** DIRECTION **
Where a line in the listing contains the string "page", copy that line out.

** STORED RECORDS **
-=-=-=-=-

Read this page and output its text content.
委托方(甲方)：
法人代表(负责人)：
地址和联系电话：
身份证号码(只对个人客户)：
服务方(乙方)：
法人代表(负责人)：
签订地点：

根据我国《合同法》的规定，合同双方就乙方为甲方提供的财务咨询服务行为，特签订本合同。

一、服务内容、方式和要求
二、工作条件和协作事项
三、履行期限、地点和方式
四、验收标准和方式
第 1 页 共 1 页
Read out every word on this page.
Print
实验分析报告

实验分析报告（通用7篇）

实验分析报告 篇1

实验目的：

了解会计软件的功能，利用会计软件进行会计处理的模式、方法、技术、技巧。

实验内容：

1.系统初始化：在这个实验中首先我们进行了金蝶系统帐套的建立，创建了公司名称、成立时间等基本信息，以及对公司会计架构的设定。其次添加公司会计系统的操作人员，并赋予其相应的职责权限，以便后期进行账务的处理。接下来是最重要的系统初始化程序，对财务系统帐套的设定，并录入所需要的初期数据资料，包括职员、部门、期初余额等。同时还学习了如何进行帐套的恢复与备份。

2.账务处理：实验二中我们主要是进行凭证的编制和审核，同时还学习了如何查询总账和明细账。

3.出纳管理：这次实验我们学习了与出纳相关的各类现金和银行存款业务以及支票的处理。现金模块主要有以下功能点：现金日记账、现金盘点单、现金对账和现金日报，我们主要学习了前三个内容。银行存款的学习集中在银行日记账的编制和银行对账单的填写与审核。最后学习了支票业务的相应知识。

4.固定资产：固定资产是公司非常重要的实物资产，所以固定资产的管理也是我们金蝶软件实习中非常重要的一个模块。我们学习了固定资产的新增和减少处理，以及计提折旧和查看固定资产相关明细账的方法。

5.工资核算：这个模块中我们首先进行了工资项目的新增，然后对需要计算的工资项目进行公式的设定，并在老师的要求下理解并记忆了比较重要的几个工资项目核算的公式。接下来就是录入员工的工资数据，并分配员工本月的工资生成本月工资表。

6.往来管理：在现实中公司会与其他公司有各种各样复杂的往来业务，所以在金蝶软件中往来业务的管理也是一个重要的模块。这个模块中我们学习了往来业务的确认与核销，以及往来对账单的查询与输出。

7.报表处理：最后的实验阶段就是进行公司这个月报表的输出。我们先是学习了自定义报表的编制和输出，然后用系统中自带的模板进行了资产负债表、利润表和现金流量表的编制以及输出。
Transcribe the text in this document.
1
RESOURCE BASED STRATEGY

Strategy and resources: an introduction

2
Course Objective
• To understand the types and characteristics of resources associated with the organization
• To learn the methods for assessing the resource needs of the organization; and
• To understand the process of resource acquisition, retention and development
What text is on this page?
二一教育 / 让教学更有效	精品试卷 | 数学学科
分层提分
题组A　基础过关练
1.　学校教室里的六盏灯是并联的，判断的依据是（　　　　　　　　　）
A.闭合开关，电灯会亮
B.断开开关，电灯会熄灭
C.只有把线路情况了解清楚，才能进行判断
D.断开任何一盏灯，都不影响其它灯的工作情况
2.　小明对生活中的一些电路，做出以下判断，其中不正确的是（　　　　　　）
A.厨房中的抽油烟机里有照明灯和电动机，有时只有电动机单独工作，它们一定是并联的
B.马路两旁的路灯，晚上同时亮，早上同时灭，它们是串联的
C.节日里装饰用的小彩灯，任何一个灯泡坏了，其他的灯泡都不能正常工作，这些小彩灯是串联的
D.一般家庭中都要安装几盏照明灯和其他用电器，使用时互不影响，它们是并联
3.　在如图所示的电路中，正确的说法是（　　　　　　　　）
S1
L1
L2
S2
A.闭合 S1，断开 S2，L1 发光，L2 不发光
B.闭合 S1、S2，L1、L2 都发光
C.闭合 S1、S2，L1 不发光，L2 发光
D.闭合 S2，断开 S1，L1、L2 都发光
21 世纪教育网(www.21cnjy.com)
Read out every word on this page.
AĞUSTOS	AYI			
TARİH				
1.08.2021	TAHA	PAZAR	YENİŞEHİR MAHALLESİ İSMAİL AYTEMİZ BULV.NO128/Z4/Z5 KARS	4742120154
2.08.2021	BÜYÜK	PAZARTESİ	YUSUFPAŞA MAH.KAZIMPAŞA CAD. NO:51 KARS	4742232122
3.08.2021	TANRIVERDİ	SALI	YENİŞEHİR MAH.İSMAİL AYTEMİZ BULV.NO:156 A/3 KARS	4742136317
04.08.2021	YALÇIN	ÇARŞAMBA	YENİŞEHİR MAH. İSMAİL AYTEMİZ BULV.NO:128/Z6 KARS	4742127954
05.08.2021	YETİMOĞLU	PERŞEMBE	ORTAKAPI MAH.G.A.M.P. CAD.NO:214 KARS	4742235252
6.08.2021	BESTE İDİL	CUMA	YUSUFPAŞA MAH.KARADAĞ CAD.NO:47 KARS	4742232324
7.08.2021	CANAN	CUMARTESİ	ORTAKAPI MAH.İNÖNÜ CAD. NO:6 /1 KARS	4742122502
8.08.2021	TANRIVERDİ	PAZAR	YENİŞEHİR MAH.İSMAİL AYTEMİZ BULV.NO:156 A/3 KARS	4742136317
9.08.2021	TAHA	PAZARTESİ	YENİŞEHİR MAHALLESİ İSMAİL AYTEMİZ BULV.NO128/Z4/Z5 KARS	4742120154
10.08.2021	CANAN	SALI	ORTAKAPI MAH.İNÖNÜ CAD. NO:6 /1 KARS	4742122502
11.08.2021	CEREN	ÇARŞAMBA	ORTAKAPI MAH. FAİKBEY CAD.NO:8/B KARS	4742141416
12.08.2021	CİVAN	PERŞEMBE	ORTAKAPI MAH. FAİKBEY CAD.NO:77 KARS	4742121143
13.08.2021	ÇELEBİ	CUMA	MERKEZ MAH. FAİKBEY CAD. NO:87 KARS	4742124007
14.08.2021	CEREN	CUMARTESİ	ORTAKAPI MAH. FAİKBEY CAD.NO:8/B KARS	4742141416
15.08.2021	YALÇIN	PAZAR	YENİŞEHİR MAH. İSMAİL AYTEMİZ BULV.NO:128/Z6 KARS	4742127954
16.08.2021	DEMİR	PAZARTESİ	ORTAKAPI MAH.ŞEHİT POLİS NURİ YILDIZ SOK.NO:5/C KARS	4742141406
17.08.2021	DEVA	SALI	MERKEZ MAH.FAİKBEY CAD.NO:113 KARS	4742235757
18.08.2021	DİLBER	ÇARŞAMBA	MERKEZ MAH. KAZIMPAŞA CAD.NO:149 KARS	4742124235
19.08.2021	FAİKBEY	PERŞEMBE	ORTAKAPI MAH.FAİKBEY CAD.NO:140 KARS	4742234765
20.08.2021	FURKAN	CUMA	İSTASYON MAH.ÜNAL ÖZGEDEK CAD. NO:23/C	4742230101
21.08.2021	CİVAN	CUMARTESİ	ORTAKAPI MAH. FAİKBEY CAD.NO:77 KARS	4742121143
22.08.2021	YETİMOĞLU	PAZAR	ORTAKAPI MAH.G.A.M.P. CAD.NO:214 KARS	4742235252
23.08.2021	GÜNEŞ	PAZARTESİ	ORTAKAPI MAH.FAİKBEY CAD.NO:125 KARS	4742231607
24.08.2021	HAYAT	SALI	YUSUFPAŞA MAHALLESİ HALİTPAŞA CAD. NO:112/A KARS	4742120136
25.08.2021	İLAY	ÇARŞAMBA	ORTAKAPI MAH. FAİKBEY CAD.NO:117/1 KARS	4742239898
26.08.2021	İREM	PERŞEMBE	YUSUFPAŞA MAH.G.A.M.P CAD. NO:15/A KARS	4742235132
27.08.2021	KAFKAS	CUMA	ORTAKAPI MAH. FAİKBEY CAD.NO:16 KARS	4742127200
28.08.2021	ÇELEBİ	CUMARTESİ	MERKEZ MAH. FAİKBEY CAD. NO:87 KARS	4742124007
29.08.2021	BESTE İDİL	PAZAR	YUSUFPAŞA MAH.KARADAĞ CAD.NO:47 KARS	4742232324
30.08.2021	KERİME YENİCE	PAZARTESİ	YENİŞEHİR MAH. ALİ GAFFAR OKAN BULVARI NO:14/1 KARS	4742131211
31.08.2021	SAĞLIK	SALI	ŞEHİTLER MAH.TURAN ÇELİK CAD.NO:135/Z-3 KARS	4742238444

-=-=-=-=-

** TASK SOLUTION **
Read this page and output its text content.
Read out every word on this page.
What text is on this page?
Read out every word on this page.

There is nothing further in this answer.